Metin alıntısı
◆ ◆ ◆ ◆ ◆ ◆ ◆

Döviz kurlarındaki artışla birlikte, Türkiye son yıllarda en büyük hayat pahalılığını yaşıyor. Dar gelirliler çaresizlik içinde, ihtiyaçlarını en uygun fiyata karşılamanın derdinde. Marketlerde indirimli günleri kovalıyor, pazarı ise az buçuk düşüyor diye akşama bırakıyor. Adeta sinekten yağ çıkarıyorlar. En yoksul kesim ise pazarda çürük meyve sebzeleri kovalıyor.
Geldiğimiz durum vahametin de ötesinde...
Hal böyleyken özellikle kadınlar, bu hayat pahalılığında ikinci el ürünlere yönelmiş durumda. Bazı uygulamaları kullanarak ihtiyaçlarını en makul fiyatlarla karşılamaya ya da giymedikleri kıyafetleri, kullanmadıkları eşyaları satarak üç beş kuruş gelir elde etmeye çalışıyor.

◆ ◆ ◆ ◆ ◆ ◆ ◆

Verilen talimat A
Hayat pahalılığı metnini "Döviz kurlarındaki artışla" sözlerinin geçtiği yerden başlayıp "elde etmeye çalışıyor." sözlerinden sonra bitirerek yeniden yaz ve "kadınlar" yerine "aileler" koyarak güncelle.
Metin ile kayıtlar birbirinden farklı kaynaklardan alınmıştır.

◆ ◆ ◆ ◆ ◆ ◆ ◆

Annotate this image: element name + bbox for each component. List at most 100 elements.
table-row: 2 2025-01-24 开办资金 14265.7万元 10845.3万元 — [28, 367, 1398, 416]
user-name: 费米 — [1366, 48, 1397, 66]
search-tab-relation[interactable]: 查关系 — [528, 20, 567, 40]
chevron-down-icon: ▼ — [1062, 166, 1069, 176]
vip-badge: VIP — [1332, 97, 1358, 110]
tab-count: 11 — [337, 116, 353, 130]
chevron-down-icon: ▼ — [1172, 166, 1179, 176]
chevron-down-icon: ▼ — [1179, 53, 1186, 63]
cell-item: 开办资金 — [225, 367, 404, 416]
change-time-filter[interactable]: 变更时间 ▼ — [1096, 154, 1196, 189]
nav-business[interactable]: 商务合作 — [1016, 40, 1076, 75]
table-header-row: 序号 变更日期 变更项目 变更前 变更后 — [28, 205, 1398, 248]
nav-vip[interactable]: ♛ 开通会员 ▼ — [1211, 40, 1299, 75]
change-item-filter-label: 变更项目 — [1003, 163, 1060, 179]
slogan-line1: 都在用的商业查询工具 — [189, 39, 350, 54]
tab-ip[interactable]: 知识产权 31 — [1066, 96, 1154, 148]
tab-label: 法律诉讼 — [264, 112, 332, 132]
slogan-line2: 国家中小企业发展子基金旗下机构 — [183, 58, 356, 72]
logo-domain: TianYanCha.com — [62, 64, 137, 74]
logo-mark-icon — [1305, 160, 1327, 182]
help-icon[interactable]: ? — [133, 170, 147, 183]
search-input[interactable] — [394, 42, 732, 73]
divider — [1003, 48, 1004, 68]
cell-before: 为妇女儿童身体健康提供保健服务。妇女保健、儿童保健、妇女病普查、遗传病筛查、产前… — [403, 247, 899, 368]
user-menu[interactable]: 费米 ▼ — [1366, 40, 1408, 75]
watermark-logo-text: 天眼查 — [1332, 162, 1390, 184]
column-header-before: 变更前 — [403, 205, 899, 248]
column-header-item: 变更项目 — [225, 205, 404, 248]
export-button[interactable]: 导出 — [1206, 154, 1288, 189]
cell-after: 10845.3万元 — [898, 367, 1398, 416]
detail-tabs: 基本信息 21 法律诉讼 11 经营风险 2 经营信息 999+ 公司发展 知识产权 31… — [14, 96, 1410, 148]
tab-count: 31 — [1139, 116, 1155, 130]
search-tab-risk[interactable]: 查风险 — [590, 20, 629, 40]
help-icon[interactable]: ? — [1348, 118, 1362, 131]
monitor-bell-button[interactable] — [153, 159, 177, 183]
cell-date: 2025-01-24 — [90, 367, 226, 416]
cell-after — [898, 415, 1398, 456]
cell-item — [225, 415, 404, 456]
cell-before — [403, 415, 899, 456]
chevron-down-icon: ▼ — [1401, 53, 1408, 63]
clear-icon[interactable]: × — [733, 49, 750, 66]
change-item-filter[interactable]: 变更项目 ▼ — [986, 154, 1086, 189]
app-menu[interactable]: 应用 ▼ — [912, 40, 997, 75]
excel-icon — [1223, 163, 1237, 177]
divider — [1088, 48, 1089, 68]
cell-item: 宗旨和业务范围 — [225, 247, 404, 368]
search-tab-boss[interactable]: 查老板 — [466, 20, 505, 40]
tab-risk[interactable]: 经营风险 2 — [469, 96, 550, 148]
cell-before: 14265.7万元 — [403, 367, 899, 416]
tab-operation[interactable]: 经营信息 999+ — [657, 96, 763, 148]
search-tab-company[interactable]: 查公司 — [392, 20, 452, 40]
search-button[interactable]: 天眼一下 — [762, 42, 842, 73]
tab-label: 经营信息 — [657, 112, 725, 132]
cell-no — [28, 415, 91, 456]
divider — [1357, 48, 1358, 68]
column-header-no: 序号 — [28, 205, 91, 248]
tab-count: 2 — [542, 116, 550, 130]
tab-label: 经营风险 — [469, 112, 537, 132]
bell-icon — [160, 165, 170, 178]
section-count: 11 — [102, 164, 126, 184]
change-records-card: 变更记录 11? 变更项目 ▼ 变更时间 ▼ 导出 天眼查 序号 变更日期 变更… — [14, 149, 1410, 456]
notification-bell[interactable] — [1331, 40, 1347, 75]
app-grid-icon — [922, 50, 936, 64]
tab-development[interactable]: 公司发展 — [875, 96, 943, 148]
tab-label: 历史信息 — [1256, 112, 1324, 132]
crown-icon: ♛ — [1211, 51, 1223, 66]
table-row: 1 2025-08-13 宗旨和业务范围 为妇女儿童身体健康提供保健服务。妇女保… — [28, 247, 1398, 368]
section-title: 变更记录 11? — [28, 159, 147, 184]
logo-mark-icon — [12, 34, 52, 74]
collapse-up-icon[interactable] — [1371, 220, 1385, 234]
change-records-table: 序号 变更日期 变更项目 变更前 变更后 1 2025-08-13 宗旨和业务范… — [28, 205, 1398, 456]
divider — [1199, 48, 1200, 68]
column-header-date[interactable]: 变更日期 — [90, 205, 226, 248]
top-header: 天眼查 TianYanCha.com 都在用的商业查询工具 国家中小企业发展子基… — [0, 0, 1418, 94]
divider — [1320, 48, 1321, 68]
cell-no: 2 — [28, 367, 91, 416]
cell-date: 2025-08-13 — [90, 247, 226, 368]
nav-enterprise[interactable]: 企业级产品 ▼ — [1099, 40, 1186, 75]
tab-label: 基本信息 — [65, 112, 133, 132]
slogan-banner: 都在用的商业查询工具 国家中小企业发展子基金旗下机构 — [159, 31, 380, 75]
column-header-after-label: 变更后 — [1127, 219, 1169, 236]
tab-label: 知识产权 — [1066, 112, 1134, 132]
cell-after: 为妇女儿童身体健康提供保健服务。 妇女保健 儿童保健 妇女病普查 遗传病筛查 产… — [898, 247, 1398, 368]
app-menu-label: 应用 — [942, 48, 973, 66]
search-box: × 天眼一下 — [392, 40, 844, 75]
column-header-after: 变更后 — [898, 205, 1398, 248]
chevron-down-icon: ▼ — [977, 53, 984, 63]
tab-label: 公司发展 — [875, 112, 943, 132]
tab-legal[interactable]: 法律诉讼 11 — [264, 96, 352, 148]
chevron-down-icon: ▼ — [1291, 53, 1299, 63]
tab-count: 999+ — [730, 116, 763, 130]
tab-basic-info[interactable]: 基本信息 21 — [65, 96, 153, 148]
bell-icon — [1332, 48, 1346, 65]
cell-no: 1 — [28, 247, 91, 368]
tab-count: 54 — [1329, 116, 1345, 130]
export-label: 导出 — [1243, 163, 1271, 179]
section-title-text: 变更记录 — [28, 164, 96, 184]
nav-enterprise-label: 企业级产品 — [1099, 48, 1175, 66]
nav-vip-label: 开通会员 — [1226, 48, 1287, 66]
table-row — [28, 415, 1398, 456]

◆ ◆ ◆ ◆ ◆ ◆ ◆

Verilen talimat B
Kayıtlarda "变更日期" dizesini içeren her satırı topla ve olduğu gibi yaz.

Yazılı çözüm A
Döviz kurlarındaki artışla birlikte, Türkiye son yıllarda en büyük hayat pahalılığını yaşıyor. Dar gelirliler çaresizlik içinde, ihtiyaçlarını en uygun fiyata karşılamanın derdinde. Marketlerde indirimli günleri kovalıyor, pazarı ise az buçuk düşüyor diye akşama bırakıyor. Adeta sinekten yağ çıkarıyorlar. En yoksul kesim ise pazarda çürük meyve sebzeleri kovalıyor.
Geldiğimiz durum vahametin de ötesinde...
Hal böyleyken özellikle aileler, bu hayat pahalılığında ikinci el ürünlere yönelmiş durumda. Bazı uygulamaları kullanarak ihtiyaçlarını en makul fiyatlarla karşılamaya ya da giymedikleri kıyafetleri, kullanmadıkları eşyaları satarak üç beş kuruş gelir elde etmeye çalışıyor.

Yazılı çözüm B
table-header-row: 序号 变更日期 变更项目 变更前 变更后 — [28, 205, 1398, 248]
change-records-card: 变更记录 11? 变更项目 ▼ 变更时间 ▼ 导出 天眼查 序号 变更日期 变更… — [14, 149, 1410, 456]
change-records-table: 序号 变更日期 变更项目 变更前 变更后 1 2025-08-13 宗旨和业务范… — [28, 205, 1398, 456]
column-header-date[interactable]: 变更日期 — [90, 205, 226, 248]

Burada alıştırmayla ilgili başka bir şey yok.